Dataset entries
┌────────
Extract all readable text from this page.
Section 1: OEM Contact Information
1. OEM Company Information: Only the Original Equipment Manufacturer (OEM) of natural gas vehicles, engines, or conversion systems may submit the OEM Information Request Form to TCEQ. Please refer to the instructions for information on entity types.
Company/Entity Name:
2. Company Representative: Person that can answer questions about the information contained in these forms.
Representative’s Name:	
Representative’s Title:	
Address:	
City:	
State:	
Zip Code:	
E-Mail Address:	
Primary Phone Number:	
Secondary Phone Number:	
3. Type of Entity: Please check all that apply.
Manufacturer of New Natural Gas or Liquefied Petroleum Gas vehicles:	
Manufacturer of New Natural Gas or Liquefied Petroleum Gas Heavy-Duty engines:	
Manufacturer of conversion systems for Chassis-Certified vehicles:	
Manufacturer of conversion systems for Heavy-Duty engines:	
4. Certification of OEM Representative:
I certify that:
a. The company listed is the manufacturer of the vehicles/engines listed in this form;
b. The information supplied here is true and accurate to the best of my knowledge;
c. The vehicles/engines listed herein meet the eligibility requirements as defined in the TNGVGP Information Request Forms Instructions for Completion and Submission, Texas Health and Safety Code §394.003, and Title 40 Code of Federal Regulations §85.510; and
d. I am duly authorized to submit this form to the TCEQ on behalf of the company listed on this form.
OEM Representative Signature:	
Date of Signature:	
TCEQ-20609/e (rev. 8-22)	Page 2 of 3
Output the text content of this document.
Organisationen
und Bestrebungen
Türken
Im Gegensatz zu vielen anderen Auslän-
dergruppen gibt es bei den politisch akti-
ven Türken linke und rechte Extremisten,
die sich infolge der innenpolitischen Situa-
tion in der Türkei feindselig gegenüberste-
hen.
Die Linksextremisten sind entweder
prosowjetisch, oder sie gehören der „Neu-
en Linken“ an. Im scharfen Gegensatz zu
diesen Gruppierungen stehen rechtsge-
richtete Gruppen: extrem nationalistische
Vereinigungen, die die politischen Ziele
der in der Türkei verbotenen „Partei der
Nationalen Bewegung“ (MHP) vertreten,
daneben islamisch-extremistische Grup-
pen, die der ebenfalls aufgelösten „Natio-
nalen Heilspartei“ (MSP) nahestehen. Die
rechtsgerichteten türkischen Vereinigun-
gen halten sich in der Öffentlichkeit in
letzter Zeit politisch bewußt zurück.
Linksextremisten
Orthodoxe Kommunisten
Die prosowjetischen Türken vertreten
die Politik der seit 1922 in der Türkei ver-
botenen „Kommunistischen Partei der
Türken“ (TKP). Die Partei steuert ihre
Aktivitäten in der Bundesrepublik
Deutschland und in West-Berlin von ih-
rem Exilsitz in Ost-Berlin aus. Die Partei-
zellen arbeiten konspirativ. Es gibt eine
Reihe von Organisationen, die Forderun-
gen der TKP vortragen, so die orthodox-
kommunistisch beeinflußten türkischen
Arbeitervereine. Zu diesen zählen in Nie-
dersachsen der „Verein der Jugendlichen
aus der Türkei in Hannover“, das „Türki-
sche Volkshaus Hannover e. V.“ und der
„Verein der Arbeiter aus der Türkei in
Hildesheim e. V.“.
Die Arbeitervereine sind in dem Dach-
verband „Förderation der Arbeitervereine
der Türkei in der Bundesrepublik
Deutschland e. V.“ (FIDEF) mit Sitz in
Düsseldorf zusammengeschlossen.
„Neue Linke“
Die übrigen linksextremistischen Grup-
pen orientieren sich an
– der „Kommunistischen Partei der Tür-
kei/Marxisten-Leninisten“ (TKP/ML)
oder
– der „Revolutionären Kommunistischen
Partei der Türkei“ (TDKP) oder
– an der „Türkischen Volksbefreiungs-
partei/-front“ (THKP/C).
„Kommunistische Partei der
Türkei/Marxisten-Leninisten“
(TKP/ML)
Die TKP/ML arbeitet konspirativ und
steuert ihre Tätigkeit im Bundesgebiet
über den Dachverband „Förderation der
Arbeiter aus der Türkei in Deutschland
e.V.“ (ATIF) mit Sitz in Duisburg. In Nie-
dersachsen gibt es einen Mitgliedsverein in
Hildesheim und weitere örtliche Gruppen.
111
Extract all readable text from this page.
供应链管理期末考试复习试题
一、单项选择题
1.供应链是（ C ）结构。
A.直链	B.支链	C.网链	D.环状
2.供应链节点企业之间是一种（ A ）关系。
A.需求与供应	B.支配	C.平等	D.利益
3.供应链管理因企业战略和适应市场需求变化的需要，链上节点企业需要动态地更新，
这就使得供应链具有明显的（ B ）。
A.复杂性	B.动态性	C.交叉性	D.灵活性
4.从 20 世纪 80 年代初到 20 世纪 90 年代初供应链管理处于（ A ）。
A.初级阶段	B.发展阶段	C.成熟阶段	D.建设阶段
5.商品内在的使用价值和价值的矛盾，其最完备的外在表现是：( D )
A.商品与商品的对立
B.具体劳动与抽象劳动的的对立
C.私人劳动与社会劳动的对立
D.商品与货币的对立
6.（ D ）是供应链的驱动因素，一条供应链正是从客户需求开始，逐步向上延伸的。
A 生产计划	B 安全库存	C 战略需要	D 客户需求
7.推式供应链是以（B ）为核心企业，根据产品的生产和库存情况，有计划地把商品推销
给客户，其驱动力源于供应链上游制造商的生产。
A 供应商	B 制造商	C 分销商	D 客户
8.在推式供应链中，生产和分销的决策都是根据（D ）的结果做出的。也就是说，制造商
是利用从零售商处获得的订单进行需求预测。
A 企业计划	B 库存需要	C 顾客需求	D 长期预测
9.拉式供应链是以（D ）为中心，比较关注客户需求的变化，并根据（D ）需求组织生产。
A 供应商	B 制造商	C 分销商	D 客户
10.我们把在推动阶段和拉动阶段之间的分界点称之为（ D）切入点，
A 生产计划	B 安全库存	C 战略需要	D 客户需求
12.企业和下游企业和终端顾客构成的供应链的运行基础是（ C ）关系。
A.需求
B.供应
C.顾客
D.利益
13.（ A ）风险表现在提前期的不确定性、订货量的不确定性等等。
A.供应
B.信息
└────────
## DESCRIPTION OF THE TASK
Repeat every entry exactly as written above.

## TASK ANSWER
Extract all readable text from this page.
Section 1: OEM Contact Information
1. OEM Company Information: Only the Original Equipment Manufacturer (OEM) of natural gas vehicles, engines, or conversion systems may submit the OEM Information Request Form to TCEQ. Please refer to the instructions for information on entity types.
Company/Entity Name:
2. Company Representative: Person that can answer questions about the information contained in these forms.
Representative’s Name:	
Representative’s Title:	
Address:	
City:	
State:	
Zip Code:	
E-Mail Address:	
Primary Phone Number:	
Secondary Phone Number:	
3. Type of Entity: Please check all that apply.
Manufacturer of New Natural Gas or Liquefied Petroleum Gas vehicles:	
Manufacturer of New Natural Gas or Liquefied Petroleum Gas Heavy-Duty engines:	
Manufacturer of conversion systems for Chassis-Certified vehicles:	
Manufacturer of conversion systems for Heavy-Duty engines:	
4. Certification of OEM Representative:
I certify that:
a. The company listed is the manufacturer of the vehicles/engines listed in this form;
b. The information supplied here is true and accurate to the best of my knowledge;
c. The vehicles/engines listed herein meet the eligibility requirements as defined in the TNGVGP Information Request Forms Instructions for Completion and Submission, Texas Health and Safety Code §394.003, and Title 40 Code of Federal Regulations §85.510; and
d. I am duly authorized to submit this form to the TCEQ on behalf of the company listed on this form.
OEM Representative Signature:	
Date of Signature:	
TCEQ-20609/e (rev. 8-22)	Page 2 of 3
Output the text content of this document.
Organisationen
und Bestrebungen
Türken
Im Gegensatz zu vielen anderen Auslän-
dergruppen gibt es bei den politisch akti-
ven Türken linke und rechte Extremisten,
die sich infolge der innenpolitischen Situa-
tion in der Türkei feindselig gegenüberste-
hen.
Die Linksextremisten sind entweder
prosowjetisch, oder sie gehören der „Neu-
en Linken“ an. Im scharfen Gegensatz zu
diesen Gruppierungen stehen rechtsge-
richtete Gruppen: extrem nationalistische
Vereinigungen, die die politischen Ziele
der in der Türkei verbotenen „Partei der
Nationalen Bewegung“ (MHP) vertreten,
daneben islamisch-extremistische Grup-
pen, die der ebenfalls aufgelösten „Natio-
nalen Heilspartei“ (MSP) nahestehen. Die
rechtsgerichteten türkischen Vereinigun-
gen halten sich in der Öffentlichkeit in
letzter Zeit politisch bewußt zurück.
Linksextremisten
Orthodoxe Kommunisten
Die prosowjetischen Türken vertreten
die Politik der seit 1922 in der Türkei ver-
botenen „Kommunistischen Partei der
Türken“ (TKP). Die Partei steuert ihre
Aktivitäten in der Bundesrepublik
Deutschland und in West-Berlin von ih-
rem Exilsitz in Ost-Berlin aus. Die Partei-
zellen arbeiten konspirativ. Es gibt eine
Reihe von Organisationen, die Forderun-
gen der TKP vortragen, so die orthodox-
kommunistisch beeinflußten türkischen
Arbeitervereine. Zu diesen zählen in Nie-
dersachsen der „Verein der Jugendlichen
aus der Türkei in Hannover“, das „Türki-
sche Volkshaus Hannover e. V.“ und der
„Verein der Arbeiter aus der Türkei in
Hildesheim e. V.“.
Die Arbeitervereine sind in dem Dach-
verband „Förderation der Arbeitervereine
der Türkei in der Bundesrepublik
Deutschland e. V.“ (FIDEF) mit Sitz in
Düsseldorf zusammengeschlossen.
„Neue Linke“
Die übrigen linksextremistischen Grup-
pen orientieren sich an
– der „Kommunistischen Partei der Tür-
kei/Marxisten-Leninisten“ (TKP/ML)
oder
– der „Revolutionären Kommunistischen
Partei der Türkei“ (TDKP) oder
– an der „Türkischen Volksbefreiungs-
partei/-front“ (THKP/C).
„Kommunistische Partei der
Türkei/Marxisten-Leninisten“
(TKP/ML)
Die TKP/ML arbeitet konspirativ und
steuert ihre Tätigkeit im Bundesgebiet
über den Dachverband „Förderation der
Arbeiter aus der Türkei in Deutschland
e.V.“ (ATIF) mit Sitz in Duisburg. In Nie-
dersachsen gibt es einen Mitgliedsverein in
Hildesheim und weitere örtliche Gruppen.
111
Extract all readable text from this page.
供应链管理期末考试复习试题
一、单项选择题
1.供应链是（ C ）结构。
A.直链	B.支链	C.网链	D.环状
2.供应链节点企业之间是一种（ A ）关系。
A.需求与供应	B.支配	C.平等	D.利益
3.供应链管理因企业战略和适应市场需求变化的需要，链上节点企业需要动态地更新，
这就使得供应链具有明显的（ B ）。
A.复杂性	B.动态性	C.交叉性	D.灵活性
4.从 20 世纪 80 年代初到 20 世纪 90 年代初供应链管理处于（ A ）。
A.初级阶段	B.发展阶段	C.成熟阶段	D.建设阶段
5.商品内在的使用价值和价值的矛盾，其最完备的外在表现是：( D )
A.商品与商品的对立
B.具体劳动与抽象劳动的的对立
C.私人劳动与社会劳动的对立
D.商品与货币的对立
6.（ D ）是供应链的驱动因素，一条供应链正是从客户需求开始，逐步向上延伸的。
A 生产计划	B 安全库存	C 战略需要	D 客户需求
7.推式供应链是以（B ）为核心企业，根据产品的生产和库存情况，有计划地把商品推销
给客户，其驱动力源于供应链上游制造商的生产。
A 供应商	B 制造商	C 分销商	D 客户
8.在推式供应链中，生产和分销的决策都是根据（D ）的结果做出的。也就是说，制造商
是利用从零售商处获得的订单进行需求预测。
A 企业计划	B 库存需要	C 顾客需求	D 长期预测
9.拉式供应链是以（D ）为中心，比较关注客户需求的变化，并根据（D ）需求组织生产。
A 供应商	B 制造商	C 分销商	D 客户
10.我们把在推动阶段和拉动阶段之间的分界点称之为（ D）切入点，
A 生产计划	B 安全库存	C 战略需要	D 客户需求
12.企业和下游企业和终端顾客构成的供应链的运行基础是（ C ）关系。
A.需求
B.供应
C.顾客
D.利益
13.（ A ）风险表现在提前期的不确定性、订货量的不确定性等等。
A.供应
B.信息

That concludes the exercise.